**EXCERPTED RECORDS:**
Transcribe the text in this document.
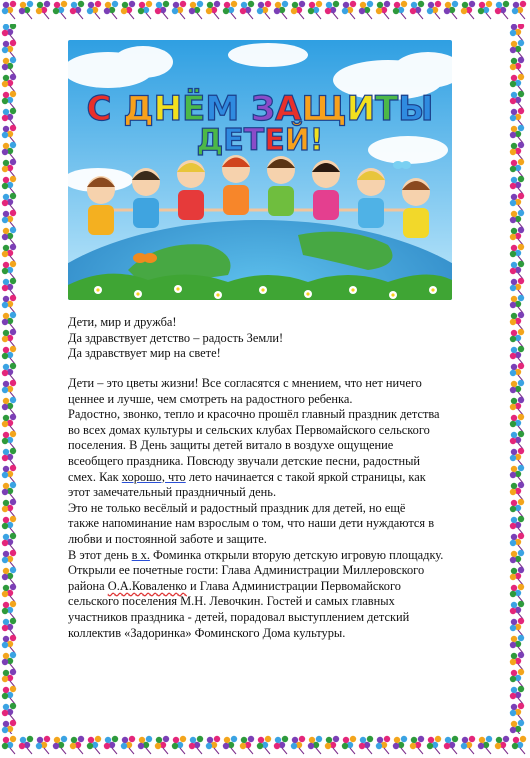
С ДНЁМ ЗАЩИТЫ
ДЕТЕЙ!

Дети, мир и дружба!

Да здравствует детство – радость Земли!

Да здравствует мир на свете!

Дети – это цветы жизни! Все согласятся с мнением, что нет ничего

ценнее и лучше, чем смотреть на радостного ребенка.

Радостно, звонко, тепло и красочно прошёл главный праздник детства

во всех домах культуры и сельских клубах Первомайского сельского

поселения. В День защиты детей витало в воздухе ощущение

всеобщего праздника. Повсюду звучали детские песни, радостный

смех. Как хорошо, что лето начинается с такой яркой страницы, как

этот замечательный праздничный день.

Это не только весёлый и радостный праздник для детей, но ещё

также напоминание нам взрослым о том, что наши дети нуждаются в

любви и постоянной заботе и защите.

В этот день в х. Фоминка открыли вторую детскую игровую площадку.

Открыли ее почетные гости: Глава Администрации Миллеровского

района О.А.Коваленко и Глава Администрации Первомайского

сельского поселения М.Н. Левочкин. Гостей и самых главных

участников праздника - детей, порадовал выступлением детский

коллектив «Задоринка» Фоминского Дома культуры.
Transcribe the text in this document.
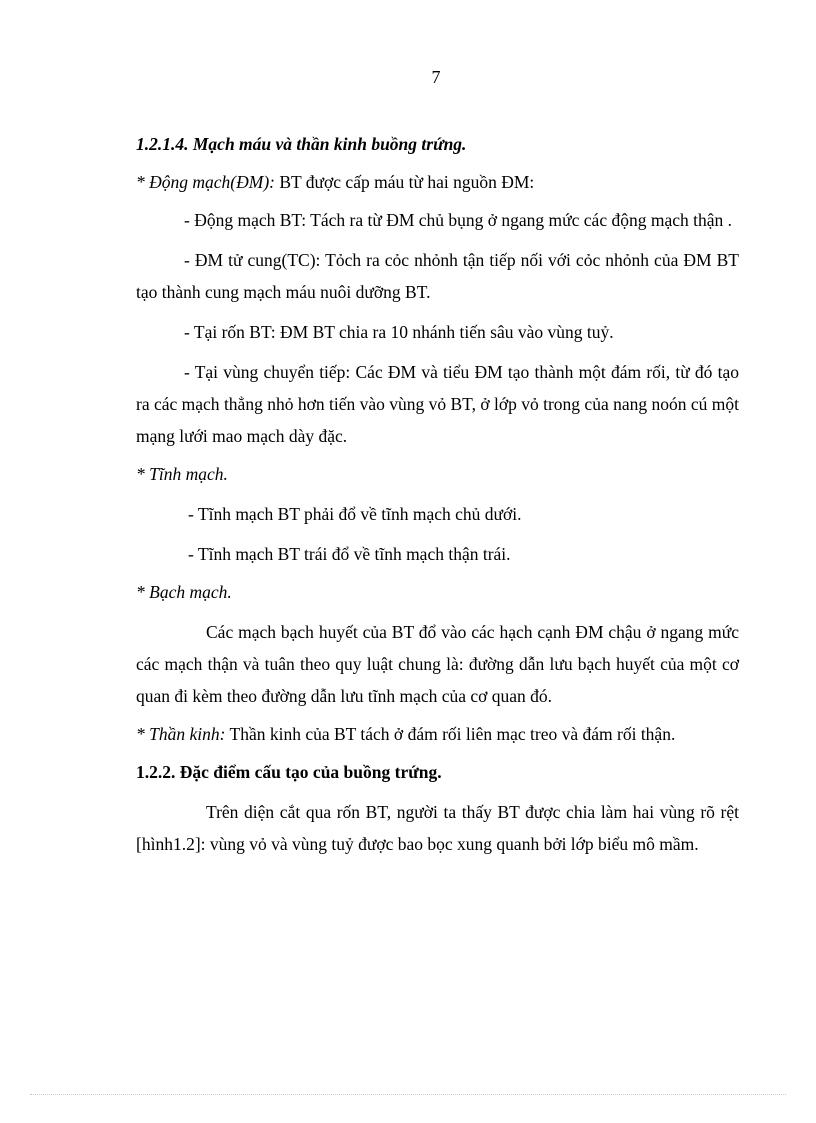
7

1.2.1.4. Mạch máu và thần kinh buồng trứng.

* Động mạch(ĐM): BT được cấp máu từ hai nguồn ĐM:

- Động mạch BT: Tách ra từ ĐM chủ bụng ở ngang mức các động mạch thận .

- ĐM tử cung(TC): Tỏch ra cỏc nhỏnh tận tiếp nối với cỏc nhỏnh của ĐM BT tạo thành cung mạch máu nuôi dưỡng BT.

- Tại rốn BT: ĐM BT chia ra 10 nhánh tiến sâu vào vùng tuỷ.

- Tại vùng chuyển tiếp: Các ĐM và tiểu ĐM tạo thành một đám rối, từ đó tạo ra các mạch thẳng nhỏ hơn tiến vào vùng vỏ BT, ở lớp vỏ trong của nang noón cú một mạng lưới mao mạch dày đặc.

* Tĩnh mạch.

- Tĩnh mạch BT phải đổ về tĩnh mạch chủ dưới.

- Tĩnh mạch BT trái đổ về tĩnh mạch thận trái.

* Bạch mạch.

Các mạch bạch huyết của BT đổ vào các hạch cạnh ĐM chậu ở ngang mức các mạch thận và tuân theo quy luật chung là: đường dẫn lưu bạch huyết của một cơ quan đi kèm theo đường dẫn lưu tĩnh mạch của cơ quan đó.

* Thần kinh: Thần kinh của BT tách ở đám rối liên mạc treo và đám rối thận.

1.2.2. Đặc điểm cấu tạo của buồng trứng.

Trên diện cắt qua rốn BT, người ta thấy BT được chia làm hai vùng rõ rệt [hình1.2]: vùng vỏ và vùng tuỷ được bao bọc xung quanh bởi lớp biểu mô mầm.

**GOAL:**
Give the count of lines in the listing that hold the word "buồng", with no other text.

**OUTPUT BELOW:**
2